• _Goal_
Copy every entry exactly.

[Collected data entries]
* * * * * * * * *
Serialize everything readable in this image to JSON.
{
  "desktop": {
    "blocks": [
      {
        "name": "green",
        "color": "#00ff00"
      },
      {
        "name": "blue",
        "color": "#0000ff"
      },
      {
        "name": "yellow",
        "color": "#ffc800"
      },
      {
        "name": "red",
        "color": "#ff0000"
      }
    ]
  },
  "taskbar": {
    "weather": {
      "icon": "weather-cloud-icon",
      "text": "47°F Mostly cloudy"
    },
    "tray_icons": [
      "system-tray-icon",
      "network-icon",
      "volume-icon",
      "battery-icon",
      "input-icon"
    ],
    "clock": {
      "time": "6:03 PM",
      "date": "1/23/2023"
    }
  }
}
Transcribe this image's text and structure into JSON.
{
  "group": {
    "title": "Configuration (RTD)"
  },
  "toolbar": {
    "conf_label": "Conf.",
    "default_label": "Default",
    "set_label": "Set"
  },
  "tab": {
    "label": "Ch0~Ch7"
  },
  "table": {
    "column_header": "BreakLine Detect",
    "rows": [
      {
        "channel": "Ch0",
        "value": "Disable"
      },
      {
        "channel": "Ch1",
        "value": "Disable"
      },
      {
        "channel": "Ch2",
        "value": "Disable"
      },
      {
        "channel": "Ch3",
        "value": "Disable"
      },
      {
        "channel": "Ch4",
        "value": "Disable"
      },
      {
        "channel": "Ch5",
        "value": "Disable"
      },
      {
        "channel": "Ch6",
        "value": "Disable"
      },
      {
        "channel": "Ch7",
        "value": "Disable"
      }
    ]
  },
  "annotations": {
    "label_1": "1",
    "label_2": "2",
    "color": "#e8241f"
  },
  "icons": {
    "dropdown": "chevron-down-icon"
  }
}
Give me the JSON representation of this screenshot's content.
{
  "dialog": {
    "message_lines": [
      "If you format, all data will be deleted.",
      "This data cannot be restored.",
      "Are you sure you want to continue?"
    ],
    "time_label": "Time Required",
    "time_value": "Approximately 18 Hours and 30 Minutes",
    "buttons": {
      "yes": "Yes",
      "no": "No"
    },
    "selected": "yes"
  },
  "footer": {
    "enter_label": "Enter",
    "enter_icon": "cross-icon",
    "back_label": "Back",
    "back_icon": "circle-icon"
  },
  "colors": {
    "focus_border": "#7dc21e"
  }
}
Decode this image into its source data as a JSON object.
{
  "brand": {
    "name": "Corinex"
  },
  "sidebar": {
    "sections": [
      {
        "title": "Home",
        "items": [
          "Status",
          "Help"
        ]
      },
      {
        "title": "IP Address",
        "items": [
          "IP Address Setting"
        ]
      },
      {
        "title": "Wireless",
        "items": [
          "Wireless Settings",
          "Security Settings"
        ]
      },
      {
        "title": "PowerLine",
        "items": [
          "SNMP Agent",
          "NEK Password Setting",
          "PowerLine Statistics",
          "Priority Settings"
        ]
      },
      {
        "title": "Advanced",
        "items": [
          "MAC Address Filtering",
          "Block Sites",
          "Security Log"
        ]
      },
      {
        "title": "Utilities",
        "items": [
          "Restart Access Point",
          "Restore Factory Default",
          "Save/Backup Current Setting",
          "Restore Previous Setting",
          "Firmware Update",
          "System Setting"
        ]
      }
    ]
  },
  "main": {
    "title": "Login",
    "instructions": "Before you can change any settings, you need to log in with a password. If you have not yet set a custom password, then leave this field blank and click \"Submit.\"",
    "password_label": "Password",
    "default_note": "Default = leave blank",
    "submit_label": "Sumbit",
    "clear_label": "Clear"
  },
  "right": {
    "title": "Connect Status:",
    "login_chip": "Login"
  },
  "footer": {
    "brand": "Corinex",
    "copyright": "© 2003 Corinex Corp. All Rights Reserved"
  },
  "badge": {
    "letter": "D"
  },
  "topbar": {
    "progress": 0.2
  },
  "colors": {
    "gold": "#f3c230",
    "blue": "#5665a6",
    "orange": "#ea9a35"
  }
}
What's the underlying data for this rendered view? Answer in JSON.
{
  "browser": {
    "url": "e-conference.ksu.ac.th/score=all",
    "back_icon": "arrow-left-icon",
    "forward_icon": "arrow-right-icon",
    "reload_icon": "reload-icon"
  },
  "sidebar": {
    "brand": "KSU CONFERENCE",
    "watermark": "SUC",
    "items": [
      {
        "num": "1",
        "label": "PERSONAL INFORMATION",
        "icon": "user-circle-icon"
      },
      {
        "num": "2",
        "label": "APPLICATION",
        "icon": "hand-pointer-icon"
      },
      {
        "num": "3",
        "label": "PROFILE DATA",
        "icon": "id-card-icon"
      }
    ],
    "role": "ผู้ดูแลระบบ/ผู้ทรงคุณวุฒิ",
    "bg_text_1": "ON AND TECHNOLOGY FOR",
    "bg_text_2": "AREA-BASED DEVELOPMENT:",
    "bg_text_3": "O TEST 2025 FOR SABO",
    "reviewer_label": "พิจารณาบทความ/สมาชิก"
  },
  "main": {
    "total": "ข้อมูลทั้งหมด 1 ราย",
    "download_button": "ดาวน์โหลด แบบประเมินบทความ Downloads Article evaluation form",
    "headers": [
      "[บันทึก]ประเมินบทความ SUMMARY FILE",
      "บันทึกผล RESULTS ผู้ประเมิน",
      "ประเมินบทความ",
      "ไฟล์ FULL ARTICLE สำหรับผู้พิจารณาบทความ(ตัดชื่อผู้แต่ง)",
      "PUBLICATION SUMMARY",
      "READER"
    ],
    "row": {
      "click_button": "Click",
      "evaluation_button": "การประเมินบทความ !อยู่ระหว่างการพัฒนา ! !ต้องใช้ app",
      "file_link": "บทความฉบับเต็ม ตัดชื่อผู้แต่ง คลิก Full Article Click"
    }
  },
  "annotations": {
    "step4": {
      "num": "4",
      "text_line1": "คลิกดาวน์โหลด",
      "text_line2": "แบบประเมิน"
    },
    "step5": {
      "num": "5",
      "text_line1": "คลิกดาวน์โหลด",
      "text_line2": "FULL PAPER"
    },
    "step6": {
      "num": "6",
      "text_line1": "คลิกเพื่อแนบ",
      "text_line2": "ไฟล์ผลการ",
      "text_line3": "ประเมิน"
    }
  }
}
* * * * * * * * *
• _Solution to the problem_
Serialize everything readable in this image to JSON.
{
  "desktop": {
    "blocks": [
      {
        "name": "green",
        "color": "#00ff00"
      },
      {
        "name": "blue",
        "color": "#0000ff"
      },
      {
        "name": "yellow",
        "color": "#ffc800"
      },
      {
        "name": "red",
        "color": "#ff0000"
      }
    ]
  },
  "taskbar": {
    "weather": {
      "icon": "weather-cloud-icon",
      "text": "47°F Mostly cloudy"
    },
    "tray_icons": [
      "system-tray-icon",
      "network-icon",
      "volume-icon",
      "battery-icon",
      "input-icon"
    ],
    "clock": {
      "time": "6:03 PM",
      "date": "1/23/2023"
    }
  }
}
Transcribe this image's text and structure into JSON.
{
  "group": {
    "title": "Configuration (RTD)"
  },
  "toolbar": {
    "conf_label": "Conf.",
    "default_label": "Default",
    "set_label": "Set"
  },
  "tab": {
    "label": "Ch0~Ch7"
  },
  "table": {
    "column_header": "BreakLine Detect",
    "rows": [
      {
        "channel": "Ch0",
        "value": "Disable"
      },
      {
        "channel": "Ch1",
        "value": "Disable"
      },
      {
        "channel": "Ch2",
        "value": "Disable"
      },
      {
        "channel": "Ch3",
        "value": "Disable"
      },
      {
        "channel": "Ch4",
        "value": "Disable"
      },
      {
        "channel": "Ch5",
        "value": "Disable"
      },
      {
        "channel": "Ch6",
        "value": "Disable"
      },
      {
        "channel": "Ch7",
        "value": "Disable"
      }
    ]
  },
  "annotations": {
    "label_1": "1",
    "label_2": "2",
    "color": "#e8241f"
  },
  "icons": {
    "dropdown": "chevron-down-icon"
  }
}
Give me the JSON representation of this screenshot's content.
{
  "dialog": {
    "message_lines": [
      "If you format, all data will be deleted.",
      "This data cannot be restored.",
      "Are you sure you want to continue?"
    ],
    "time_label": "Time Required",
    "time_value": "Approximately 18 Hours and 30 Minutes",
    "buttons": {
      "yes": "Yes",
      "no": "No"
    },
    "selected": "yes"
  },
  "footer": {
    "enter_label": "Enter",
    "enter_icon": "cross-icon",
    "back_label": "Back",
    "back_icon": "circle-icon"
  },
  "colors": {
    "focus_border": "#7dc21e"
  }
}
Decode this image into its source data as a JSON object.
{
  "brand": {
    "name": "Corinex"
  },
  "sidebar": {
    "sections": [
      {
        "title": "Home",
        "items": [
          "Status",
          "Help"
        ]
      },
      {
        "title": "IP Address",
        "items": [
          "IP Address Setting"
        ]
      },
      {
        "title": "Wireless",
        "items": [
          "Wireless Settings",
          "Security Settings"
        ]
      },
      {
        "title": "PowerLine",
        "items": [
          "SNMP Agent",
          "NEK Password Setting",
          "PowerLine Statistics",
          "Priority Settings"
        ]
      },
      {
        "title": "Advanced",
        "items": [
          "MAC Address Filtering",
          "Block Sites",
          "Security Log"
        ]
      },
      {
        "title": "Utilities",
        "items": [
          "Restart Access Point",
          "Restore Factory Default",
          "Save/Backup Current Setting",
          "Restore Previous Setting",
          "Firmware Update",
          "System Setting"
        ]
      }
    ]
  },
  "main": {
    "title": "Login",
    "instructions": "Before you can change any settings, you need to log in with a password. If you have not yet set a custom password, then leave this field blank and click \"Submit.\"",
    "password_label": "Password",
    "default_note": "Default = leave blank",
    "submit_label": "Sumbit",
    "clear_label": "Clear"
  },
  "right": {
    "title": "Connect Status:",
    "login_chip": "Login"
  },
  "footer": {
    "brand": "Corinex",
    "copyright": "© 2003 Corinex Corp. All Rights Reserved"
  },
  "badge": {
    "letter": "D"
  },
  "topbar": {
    "progress": 0.2
  },
  "colors": {
    "gold": "#f3c230",
    "blue": "#5665a6",
    "orange": "#ea9a35"
  }
}
What's the underlying data for this rendered view? Answer in JSON.
{
  "browser": {
    "url": "e-conference.ksu.ac.th/score=all",
    "back_icon": "arrow-left-icon",
    "forward_icon": "arrow-right-icon",
    "reload_icon": "reload-icon"
  },
  "sidebar": {
    "brand": "KSU CONFERENCE",
    "watermark": "SUC",
    "items": [
      {
        "num": "1",
        "label": "PERSONAL INFORMATION",
        "icon": "user-circle-icon"
      },
      {
        "num": "2",
        "label": "APPLICATION",
        "icon": "hand-pointer-icon"
      },
      {
        "num": "3",
        "label": "PROFILE DATA",
        "icon": "id-card-icon"
      }
    ],
    "role": "ผู้ดูแลระบบ/ผู้ทรงคุณวุฒิ",
    "bg_text_1": "ON AND TECHNOLOGY FOR",
    "bg_text_2": "AREA-BASED DEVELOPMENT:",
    "bg_text_3": "O TEST 2025 FOR SABO",
    "reviewer_label": "พิจารณาบทความ/สมาชิก"
  },
  "main": {
    "total": "ข้อมูลทั้งหมด 1 ราย",
    "download_button": "ดาวน์โหลด แบบประเมินบทความ Downloads Article evaluation form",
    "headers": [
      "[บันทึก]ประเมินบทความ SUMMARY FILE",
      "บันทึกผล RESULTS ผู้ประเมิน",
      "ประเมินบทความ",
      "ไฟล์ FULL ARTICLE สำหรับผู้พิจารณาบทความ(ตัดชื่อผู้แต่ง)",
      "PUBLICATION SUMMARY",
      "READER"
    ],
    "row": {
      "click_button": "Click",
      "evaluation_button": "การประเมินบทความ !อยู่ระหว่างการพัฒนา ! !ต้องใช้ app",
      "file_link": "บทความฉบับเต็ม ตัดชื่อผู้แต่ง คลิก Full Article Click"
    }
  },
  "annotations": {
    "step4": {
      "num": "4",
      "text_line1": "คลิกดาวน์โหลด",
      "text_line2": "แบบประเมิน"
    },
    "step5": {
      "num": "5",
      "text_line1": "คลิกดาวน์โหลด",
      "text_line2": "FULL PAPER"
    },
    "step6": {
      "num": "6",
      "text_line1": "คลิกเพื่อแนบ",
      "text_line2": "ไฟล์ผลการ",
      "text_line3": "ประเมิน"
    }
  }
}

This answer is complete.